Items listed in a dataset:
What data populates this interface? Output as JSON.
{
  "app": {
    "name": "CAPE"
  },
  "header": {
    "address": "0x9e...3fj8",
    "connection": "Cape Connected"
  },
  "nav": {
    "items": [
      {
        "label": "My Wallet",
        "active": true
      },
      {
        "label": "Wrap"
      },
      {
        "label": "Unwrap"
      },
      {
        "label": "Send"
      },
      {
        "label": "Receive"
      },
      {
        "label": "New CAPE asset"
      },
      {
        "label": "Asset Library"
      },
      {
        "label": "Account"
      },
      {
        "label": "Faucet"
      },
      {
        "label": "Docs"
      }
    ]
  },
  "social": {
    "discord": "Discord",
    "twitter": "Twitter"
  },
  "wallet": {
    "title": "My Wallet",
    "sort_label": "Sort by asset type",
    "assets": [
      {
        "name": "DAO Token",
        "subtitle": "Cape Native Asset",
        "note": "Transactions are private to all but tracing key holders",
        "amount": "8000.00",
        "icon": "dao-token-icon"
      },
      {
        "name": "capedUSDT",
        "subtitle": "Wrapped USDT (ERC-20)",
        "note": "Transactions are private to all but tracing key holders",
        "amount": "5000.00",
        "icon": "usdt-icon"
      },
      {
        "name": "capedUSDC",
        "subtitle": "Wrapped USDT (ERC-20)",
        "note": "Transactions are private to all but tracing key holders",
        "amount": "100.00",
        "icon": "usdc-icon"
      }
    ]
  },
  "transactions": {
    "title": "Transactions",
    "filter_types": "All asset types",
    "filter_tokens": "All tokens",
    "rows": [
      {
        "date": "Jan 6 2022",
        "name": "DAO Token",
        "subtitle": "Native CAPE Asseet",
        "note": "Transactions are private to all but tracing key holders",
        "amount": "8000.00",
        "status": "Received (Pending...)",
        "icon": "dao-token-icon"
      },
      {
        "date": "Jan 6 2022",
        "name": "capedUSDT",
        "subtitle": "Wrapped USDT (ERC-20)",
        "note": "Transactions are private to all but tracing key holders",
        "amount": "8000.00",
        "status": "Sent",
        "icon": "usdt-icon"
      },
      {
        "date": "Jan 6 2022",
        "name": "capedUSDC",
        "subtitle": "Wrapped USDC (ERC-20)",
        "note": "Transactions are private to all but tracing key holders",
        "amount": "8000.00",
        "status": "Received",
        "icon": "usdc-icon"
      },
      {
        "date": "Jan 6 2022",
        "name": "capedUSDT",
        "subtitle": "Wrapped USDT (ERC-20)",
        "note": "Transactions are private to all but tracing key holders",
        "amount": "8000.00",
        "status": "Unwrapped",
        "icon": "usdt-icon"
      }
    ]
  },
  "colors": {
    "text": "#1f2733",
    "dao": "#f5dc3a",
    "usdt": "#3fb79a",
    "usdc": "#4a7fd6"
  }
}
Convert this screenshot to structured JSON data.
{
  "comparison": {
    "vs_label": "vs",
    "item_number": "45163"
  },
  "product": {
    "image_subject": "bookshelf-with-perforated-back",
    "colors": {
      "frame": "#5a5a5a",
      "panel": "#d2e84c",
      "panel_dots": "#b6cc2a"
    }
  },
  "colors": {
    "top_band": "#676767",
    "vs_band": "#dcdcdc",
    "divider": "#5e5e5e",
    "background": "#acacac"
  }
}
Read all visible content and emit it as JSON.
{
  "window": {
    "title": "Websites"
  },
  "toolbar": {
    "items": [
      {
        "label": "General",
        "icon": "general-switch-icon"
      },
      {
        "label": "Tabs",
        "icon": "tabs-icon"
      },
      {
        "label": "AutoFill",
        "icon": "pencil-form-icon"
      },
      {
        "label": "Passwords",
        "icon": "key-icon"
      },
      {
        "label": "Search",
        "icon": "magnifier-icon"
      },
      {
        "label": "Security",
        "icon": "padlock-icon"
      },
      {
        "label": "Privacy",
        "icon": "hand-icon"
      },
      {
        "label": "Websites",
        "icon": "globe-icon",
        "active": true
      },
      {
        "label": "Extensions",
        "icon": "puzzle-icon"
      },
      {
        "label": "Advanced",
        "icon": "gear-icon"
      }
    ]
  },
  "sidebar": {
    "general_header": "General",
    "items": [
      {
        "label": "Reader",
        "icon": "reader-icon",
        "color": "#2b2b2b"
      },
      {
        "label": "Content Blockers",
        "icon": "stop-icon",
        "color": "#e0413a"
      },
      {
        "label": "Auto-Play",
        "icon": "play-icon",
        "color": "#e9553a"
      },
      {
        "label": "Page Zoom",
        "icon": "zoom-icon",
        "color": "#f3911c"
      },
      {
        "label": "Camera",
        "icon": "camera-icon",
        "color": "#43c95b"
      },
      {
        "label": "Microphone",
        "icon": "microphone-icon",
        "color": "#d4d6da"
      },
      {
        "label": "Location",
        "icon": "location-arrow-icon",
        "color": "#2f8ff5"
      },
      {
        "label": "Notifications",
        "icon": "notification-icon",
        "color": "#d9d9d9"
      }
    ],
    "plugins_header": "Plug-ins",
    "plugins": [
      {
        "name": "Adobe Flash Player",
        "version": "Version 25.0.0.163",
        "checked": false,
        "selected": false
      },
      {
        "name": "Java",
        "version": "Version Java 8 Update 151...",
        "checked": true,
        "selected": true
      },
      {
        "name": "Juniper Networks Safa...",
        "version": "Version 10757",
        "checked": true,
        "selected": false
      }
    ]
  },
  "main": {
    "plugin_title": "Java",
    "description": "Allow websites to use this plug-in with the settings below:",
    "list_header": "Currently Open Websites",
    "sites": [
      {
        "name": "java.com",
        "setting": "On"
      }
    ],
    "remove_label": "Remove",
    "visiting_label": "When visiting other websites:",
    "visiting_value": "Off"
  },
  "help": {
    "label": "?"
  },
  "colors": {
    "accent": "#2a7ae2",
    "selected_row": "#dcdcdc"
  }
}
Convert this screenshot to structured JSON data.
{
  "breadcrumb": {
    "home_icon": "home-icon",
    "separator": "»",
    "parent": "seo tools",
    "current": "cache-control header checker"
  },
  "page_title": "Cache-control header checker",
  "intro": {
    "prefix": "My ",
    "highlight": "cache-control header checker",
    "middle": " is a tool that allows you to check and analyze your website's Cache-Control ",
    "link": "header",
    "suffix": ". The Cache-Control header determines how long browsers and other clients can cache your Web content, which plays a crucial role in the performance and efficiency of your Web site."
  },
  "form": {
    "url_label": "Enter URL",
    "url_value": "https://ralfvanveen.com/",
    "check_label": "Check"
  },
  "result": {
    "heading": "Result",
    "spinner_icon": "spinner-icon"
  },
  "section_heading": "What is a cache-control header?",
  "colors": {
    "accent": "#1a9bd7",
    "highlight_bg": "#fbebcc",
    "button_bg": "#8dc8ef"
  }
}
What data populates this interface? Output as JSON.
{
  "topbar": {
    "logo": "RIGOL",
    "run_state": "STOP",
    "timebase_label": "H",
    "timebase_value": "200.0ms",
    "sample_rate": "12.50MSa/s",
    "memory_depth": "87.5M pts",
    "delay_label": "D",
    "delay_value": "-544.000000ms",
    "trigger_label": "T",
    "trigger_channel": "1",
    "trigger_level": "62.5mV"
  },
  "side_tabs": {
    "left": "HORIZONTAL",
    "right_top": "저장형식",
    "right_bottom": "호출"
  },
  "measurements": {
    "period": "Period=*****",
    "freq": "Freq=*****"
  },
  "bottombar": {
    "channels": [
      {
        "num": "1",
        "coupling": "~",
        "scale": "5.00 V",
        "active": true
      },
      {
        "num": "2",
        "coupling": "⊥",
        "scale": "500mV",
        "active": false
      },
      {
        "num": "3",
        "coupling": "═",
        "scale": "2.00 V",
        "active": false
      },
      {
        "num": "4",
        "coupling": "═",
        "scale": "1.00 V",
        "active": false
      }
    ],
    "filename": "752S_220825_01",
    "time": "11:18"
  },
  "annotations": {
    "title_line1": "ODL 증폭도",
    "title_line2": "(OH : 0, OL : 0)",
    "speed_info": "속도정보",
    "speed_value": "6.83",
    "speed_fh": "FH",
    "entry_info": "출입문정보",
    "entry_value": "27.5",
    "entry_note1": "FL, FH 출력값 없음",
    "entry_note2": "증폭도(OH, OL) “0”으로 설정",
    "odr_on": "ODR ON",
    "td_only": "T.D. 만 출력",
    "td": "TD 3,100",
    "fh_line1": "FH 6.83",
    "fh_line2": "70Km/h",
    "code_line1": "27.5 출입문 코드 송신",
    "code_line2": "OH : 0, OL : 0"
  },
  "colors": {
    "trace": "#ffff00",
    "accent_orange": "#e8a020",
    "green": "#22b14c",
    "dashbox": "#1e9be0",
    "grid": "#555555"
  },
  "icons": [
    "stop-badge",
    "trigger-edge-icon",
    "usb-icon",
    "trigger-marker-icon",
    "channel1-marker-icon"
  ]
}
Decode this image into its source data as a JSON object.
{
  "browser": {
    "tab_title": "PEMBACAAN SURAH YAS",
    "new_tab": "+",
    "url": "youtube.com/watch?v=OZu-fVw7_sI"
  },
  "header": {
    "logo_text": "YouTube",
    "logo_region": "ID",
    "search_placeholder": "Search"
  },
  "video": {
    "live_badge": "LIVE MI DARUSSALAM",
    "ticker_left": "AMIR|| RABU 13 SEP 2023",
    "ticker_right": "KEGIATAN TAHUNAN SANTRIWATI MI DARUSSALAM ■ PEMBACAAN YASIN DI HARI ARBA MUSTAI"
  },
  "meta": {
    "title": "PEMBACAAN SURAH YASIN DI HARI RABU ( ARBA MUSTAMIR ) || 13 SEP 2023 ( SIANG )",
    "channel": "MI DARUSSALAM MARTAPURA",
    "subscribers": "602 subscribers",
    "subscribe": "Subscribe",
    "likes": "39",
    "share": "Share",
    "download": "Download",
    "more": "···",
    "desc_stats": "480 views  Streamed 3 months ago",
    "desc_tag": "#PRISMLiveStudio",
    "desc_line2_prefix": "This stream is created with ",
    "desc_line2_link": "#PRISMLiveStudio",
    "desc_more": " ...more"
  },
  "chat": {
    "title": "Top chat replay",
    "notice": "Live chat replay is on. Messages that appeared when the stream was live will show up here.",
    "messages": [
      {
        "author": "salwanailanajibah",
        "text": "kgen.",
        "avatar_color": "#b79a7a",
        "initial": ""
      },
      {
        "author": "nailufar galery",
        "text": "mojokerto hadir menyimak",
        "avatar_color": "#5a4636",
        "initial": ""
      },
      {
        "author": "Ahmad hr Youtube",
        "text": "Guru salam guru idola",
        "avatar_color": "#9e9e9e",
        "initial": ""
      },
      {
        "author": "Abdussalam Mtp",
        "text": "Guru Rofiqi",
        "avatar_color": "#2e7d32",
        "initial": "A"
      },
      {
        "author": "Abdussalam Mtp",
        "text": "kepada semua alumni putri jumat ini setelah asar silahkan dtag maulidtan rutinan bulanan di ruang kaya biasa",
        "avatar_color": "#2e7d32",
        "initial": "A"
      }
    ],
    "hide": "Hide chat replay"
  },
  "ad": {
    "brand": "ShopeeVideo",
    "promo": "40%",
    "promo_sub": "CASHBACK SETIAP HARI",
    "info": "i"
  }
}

Objective:
Pick out the lines containing the string "that".

Task answer:
    "middle": " is a tool that allows you to check and analyze your website's Cache-Control ",
    "notice": "Live chat replay is on. Messages that appeared when the stream was live will show up here.",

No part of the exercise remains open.